**GOAL:** Filter the entries, keeping every line with the word "dans".

[Start PROVIDED RECORDS]

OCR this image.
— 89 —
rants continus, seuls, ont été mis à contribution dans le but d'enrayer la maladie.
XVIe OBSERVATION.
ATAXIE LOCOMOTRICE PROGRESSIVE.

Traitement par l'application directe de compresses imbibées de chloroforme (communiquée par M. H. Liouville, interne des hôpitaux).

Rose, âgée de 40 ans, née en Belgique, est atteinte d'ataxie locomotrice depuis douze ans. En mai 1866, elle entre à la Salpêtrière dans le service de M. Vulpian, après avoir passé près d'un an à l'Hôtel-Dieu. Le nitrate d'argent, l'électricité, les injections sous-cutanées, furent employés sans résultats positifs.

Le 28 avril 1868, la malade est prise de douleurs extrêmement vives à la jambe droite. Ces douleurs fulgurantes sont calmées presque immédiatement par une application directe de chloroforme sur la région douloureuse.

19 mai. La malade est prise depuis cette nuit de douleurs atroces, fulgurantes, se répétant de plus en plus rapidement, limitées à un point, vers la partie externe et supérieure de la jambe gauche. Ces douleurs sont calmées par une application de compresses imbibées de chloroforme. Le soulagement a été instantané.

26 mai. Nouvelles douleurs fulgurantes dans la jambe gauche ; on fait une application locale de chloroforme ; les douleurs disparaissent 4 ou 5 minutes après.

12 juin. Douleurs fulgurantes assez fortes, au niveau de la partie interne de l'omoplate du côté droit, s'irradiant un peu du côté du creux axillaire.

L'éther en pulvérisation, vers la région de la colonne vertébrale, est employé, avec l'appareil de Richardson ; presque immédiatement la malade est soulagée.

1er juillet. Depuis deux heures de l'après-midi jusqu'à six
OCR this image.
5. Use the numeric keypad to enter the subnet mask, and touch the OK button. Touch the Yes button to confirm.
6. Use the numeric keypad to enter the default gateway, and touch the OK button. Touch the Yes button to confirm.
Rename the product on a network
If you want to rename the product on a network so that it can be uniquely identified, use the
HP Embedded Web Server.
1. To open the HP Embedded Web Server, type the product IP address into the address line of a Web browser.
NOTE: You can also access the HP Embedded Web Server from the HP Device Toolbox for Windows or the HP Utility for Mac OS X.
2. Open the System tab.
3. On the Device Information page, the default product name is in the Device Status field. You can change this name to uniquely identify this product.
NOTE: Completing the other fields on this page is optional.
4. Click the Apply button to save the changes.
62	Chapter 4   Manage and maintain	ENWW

[End PROVIDED RECORDS]

**FINISHED EXERCISE:**
rants continus, seuls, ont été mis à contribution dans le but d'enrayer la maladie.
Rose, âgée de 40 ans, née en Belgique, est atteinte d'ataxie locomotrice depuis douze ans. En mai 1866, elle entre à la Salpêtrière dans le service de M. Vulpian, après avoir passé près d'un an à l'Hôtel-Dieu. Le nitrate d'argent, l'électricité, les injections sous-cutanées, furent employés sans résultats positifs.
26 mai. Nouvelles douleurs fulgurantes dans la jambe gauche ; on fait une application locale de chloroforme ; les douleurs disparaissent 4 ou 5 minutes après.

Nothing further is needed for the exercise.